## Task objective
Select every line below containing the word "describing".

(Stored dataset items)
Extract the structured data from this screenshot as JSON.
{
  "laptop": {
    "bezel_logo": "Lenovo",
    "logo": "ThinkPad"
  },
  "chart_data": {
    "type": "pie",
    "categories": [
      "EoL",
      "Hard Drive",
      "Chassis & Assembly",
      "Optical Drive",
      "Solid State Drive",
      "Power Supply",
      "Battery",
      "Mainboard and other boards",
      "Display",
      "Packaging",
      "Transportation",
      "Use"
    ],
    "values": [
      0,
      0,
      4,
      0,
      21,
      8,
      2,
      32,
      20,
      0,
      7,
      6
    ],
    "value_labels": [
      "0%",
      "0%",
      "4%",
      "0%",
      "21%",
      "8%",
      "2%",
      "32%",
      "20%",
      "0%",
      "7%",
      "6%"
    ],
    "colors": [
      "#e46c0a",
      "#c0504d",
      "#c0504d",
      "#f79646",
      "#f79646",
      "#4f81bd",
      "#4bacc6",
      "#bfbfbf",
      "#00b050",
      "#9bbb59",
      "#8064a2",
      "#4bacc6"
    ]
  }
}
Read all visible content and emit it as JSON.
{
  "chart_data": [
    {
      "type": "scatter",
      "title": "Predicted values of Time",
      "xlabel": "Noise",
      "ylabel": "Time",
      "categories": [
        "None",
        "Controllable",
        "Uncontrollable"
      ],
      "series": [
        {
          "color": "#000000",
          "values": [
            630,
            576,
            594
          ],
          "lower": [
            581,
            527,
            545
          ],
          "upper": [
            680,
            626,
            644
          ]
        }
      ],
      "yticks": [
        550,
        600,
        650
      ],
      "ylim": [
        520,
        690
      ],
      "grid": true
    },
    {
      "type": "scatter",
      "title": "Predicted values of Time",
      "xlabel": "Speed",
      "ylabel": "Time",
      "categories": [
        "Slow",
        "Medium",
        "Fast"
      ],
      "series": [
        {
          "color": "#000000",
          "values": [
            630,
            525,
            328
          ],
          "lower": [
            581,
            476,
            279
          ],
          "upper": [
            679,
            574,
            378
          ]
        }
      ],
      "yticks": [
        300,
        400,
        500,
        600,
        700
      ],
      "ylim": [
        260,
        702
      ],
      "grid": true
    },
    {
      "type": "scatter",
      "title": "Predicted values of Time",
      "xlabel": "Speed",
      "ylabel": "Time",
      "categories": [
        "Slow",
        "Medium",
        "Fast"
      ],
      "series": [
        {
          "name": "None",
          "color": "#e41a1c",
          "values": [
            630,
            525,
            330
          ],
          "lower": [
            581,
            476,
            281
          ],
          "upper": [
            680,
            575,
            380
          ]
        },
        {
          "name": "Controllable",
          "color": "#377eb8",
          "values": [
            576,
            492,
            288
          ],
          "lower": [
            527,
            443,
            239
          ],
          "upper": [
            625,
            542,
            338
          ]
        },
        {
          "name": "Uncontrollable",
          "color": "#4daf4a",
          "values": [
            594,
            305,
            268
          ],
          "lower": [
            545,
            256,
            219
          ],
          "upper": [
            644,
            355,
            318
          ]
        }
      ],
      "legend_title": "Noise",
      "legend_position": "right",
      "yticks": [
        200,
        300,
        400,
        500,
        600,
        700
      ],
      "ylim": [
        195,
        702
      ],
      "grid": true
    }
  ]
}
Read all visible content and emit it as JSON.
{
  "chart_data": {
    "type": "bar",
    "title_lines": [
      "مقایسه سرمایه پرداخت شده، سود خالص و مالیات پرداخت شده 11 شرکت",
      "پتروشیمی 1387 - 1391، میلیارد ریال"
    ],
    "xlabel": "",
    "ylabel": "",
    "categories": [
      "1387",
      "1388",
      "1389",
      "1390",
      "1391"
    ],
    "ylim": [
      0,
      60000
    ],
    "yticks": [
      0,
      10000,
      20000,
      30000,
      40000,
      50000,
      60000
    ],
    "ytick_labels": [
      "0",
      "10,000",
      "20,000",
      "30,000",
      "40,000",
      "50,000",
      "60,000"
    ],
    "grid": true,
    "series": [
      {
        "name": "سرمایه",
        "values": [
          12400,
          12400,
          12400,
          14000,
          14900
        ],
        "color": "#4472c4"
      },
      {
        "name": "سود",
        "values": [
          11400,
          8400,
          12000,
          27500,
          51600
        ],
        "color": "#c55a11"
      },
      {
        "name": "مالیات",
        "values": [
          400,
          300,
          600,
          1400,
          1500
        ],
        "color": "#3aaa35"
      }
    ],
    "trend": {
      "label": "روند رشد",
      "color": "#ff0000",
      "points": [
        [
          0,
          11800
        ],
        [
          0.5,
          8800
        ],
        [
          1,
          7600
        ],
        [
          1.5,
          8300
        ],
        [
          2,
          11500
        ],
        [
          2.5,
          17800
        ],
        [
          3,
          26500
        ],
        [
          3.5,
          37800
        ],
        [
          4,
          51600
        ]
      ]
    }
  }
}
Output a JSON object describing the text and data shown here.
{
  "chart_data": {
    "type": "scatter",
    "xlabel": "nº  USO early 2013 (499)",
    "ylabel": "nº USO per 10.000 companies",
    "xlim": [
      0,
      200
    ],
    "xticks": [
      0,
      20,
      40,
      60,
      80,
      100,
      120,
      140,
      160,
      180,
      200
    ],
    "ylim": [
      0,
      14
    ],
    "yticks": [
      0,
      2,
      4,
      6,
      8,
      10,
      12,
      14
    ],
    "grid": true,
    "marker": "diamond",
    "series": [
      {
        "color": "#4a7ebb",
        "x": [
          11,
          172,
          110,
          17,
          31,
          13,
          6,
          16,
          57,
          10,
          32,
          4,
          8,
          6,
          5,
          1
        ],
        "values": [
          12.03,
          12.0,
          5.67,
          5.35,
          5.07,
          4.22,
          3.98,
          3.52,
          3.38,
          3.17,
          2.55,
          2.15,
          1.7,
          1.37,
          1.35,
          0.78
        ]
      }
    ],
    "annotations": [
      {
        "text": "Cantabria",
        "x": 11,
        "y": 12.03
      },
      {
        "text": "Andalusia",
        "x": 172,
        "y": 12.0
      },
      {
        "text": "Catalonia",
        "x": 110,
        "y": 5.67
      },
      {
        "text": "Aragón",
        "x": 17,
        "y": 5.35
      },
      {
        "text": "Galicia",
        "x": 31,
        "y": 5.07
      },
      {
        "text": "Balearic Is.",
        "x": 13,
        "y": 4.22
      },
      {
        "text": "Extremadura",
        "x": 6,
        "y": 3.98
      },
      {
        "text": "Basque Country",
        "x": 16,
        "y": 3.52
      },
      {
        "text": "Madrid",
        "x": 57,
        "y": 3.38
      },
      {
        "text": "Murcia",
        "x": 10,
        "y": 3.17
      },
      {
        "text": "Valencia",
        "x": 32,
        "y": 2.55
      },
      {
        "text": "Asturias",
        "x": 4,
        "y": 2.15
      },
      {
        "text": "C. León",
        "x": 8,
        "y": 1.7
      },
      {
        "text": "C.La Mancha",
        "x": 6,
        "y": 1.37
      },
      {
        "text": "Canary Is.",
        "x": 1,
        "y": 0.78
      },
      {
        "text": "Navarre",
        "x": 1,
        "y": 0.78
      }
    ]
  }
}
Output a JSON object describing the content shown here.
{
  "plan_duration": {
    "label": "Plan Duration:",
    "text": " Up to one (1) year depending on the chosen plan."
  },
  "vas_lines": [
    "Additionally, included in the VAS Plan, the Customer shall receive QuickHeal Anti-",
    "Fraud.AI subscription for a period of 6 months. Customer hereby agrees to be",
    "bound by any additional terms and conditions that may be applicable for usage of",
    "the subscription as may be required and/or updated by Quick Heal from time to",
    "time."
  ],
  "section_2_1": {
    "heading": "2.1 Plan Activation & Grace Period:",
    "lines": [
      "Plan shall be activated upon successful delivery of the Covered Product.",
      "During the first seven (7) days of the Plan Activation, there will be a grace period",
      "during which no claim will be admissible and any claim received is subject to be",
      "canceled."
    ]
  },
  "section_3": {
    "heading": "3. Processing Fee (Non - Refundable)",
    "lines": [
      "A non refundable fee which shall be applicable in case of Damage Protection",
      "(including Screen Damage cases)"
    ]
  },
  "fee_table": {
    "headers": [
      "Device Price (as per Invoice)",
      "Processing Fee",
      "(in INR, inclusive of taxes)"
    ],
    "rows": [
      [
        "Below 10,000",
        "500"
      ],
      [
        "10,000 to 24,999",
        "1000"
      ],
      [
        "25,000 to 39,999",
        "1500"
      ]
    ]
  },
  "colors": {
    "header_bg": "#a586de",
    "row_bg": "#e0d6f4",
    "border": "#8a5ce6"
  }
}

## Correct output
Output a JSON object describing the text and data shown here.
Output a JSON object describing the content shown here.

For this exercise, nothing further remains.